Copy out only the lines running from the one that contains "Transcribe this image's" through the end of the listing. Pictures stay out.

### MATERIAL PROVIDED

■ ■ ■

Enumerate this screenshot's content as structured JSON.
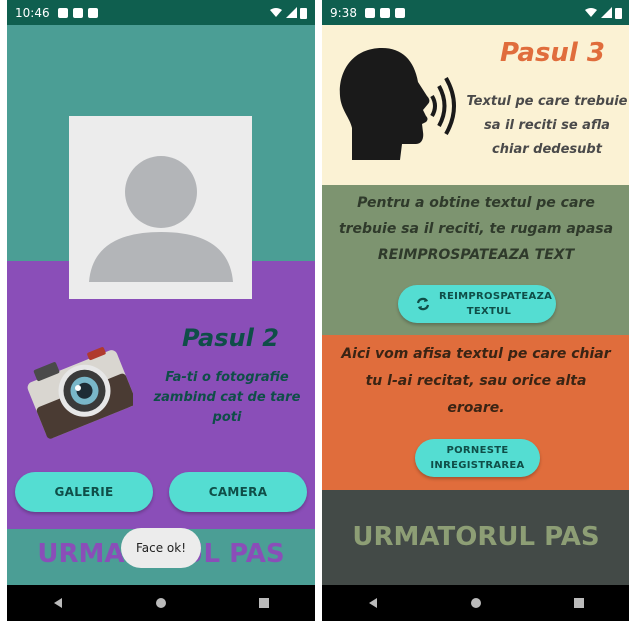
{
  "left_screen": {
    "status_time": "10:46",
    "step_title": "Pasul 2",
    "instruction": "Fa-ti o fotografie zambind cat de tare poti",
    "gallery_button": "GALERIE",
    "camera_button": "CAMERA",
    "next_step": "URMATORUL PAS",
    "toast": "Face ok!",
    "colors": {
      "teal": "#4b9e95",
      "purple": "#8a4eb8",
      "button": "#54ddd2",
      "title": "#0f4e48"
    },
    "icons": [
      "avatar-placeholder-icon",
      "camera-icon"
    ]
  },
  "right_screen": {
    "status_time": "9:38",
    "step_title": "Pasul 3",
    "subtitle": "Textul pe care trebuie sa il reciti se afla chiar dedesubt",
    "prompt": "Pentru a obtine textul pe care trebuie sa il reciti, te rugam apasa REIMPROSPATEAZA TEXT",
    "refresh_button": "REIMPROSPATEAZA TEXTUL",
    "result_text": "Aici vom afisa textul pe care chiar tu l-ai recitat, sau orice alta eroare.",
    "record_button": "PORNESTE INREGISTRAREA",
    "next_step": "URMATORUL PAS",
    "colors": {
      "cream": "#fbf2d4",
      "sage": "#7d9470",
      "orange": "#e06d3c",
      "dark": "#434a47",
      "title": "#e06d3c"
    },
    "icons": [
      "speaking-head-icon",
      "refresh-icon"
    ]
  }
}
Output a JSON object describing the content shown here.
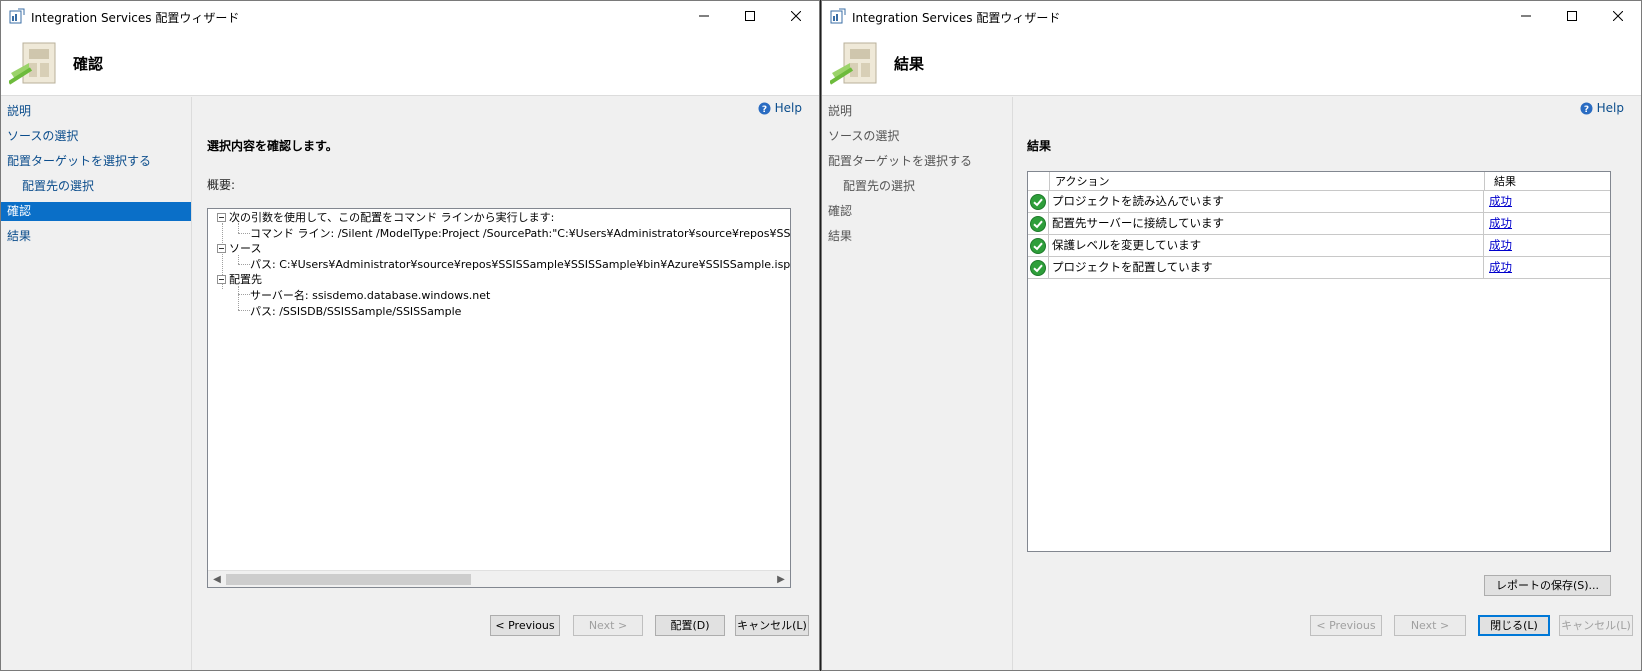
{
  "left_window": {
    "title": "Integration Services 配置ウィザード",
    "heading": "確認",
    "help_label": "Help",
    "nav": [
      {
        "label": "説明"
      },
      {
        "label": "ソースの選択"
      },
      {
        "label": "配置ターゲットを選択する"
      },
      {
        "label": "配置先の選択"
      },
      {
        "label": "確認"
      },
      {
        "label": "結果"
      }
    ],
    "section_title": "選択内容を確認します。",
    "summary_label": "概要:",
    "tree": {
      "command_group": "次の引数を使用して、この配置をコマンド ラインから実行します:",
      "command_line": "コマンド ライン: /Silent /ModelType:Project /SourcePath:\"C:¥Users¥Administrator¥source¥repos¥SSISSample¥SSI",
      "source_group": "ソース",
      "source_path": "パス: C:¥Users¥Administrator¥source¥repos¥SSISSample¥SSISSample¥bin¥Azure¥SSISSample.ispac",
      "dest_group": "配置先",
      "dest_server": "サーバー名: ssisdemo.database.windows.net",
      "dest_path": "パス: /SSISDB/SSISSample/SSISSample"
    },
    "buttons": {
      "previous": "< Previous",
      "next": "Next >",
      "deploy": "配置(D)",
      "cancel": "キャンセル(L)"
    }
  },
  "right_window": {
    "title": "Integration Services 配置ウィザード",
    "heading": "結果",
    "help_label": "Help",
    "nav": [
      {
        "label": "説明"
      },
      {
        "label": "ソースの選択"
      },
      {
        "label": "配置ターゲットを選択する"
      },
      {
        "label": "配置先の選択"
      },
      {
        "label": "確認"
      },
      {
        "label": "結果"
      }
    ],
    "section_title": "結果",
    "grid": {
      "col_action": "アクション",
      "col_result": "結果",
      "rows": [
        {
          "action": "プロジェクトを読み込んでいます",
          "result": "成功"
        },
        {
          "action": "配置先サーバーに接続しています",
          "result": "成功"
        },
        {
          "action": "保護レベルを変更しています",
          "result": "成功"
        },
        {
          "action": "プロジェクトを配置しています",
          "result": "成功"
        }
      ]
    },
    "buttons": {
      "save_report": "レポートの保存(S)...",
      "previous": "< Previous",
      "next": "Next >",
      "close": "閉じる(L)",
      "cancel": "キャンセル(L)"
    }
  },
  "colors": {
    "accent": "#0a6fc8",
    "link": "#0b4d8c",
    "success": "#2e9e3a"
  }
}
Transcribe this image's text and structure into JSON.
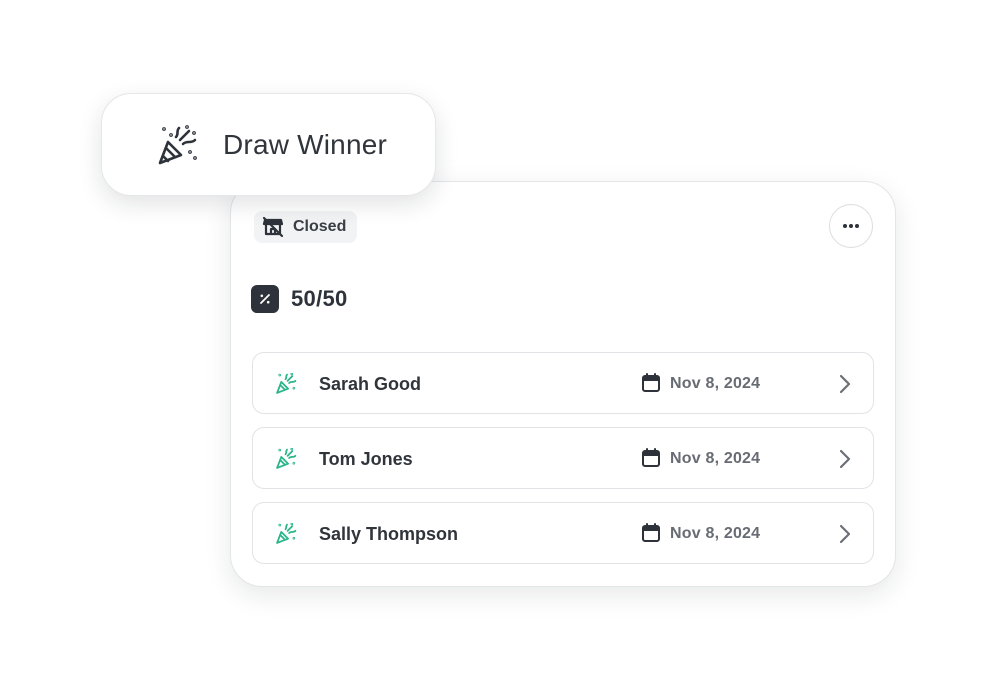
{
  "draw_button": {
    "label": "Draw Winner",
    "icon": "party-popper-icon"
  },
  "card": {
    "status": {
      "label": "Closed",
      "icon": "store-closed-icon"
    },
    "more_icon": "more-horizontal-icon",
    "title": "50/50",
    "title_icon": "percent-icon",
    "winners": [
      {
        "name": "Sarah Good",
        "date": "Nov 8, 2024"
      },
      {
        "name": "Tom Jones",
        "date": "Nov 8, 2024"
      },
      {
        "name": "Sally Thompson",
        "date": "Nov 8, 2024"
      }
    ]
  },
  "colors": {
    "accent_green": "#2bb58a",
    "dark": "#2e323a",
    "muted_text": "#676b73",
    "border": "#e2e3e6"
  }
}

■ ■ ■

### SOLUTION BELOW
Transcribe this image's text and structure into JSON.
{
  "draw_button": {
    "label": "Draw Winner",
    "icon": "party-popper-icon"
  },
  "card": {
    "status": {
      "label": "Closed",
      "icon": "store-closed-icon"
    },
    "more_icon": "more-horizontal-icon",
    "title": "50/50",
    "title_icon": "percent-icon",
    "winners": [
      {
        "name": "Sarah Good",
        "date": "Nov 8, 2024"
      },
      {
        "name": "Tom Jones",
        "date": "Nov 8, 2024"
      },
      {
        "name": "Sally Thompson",
        "date": "Nov 8, 2024"
      }
    ]
  },
  "colors": {
    "accent_green": "#2bb58a",
    "dark": "#2e323a",
    "muted_text": "#676b73",
    "border": "#e2e3e6"
  }
}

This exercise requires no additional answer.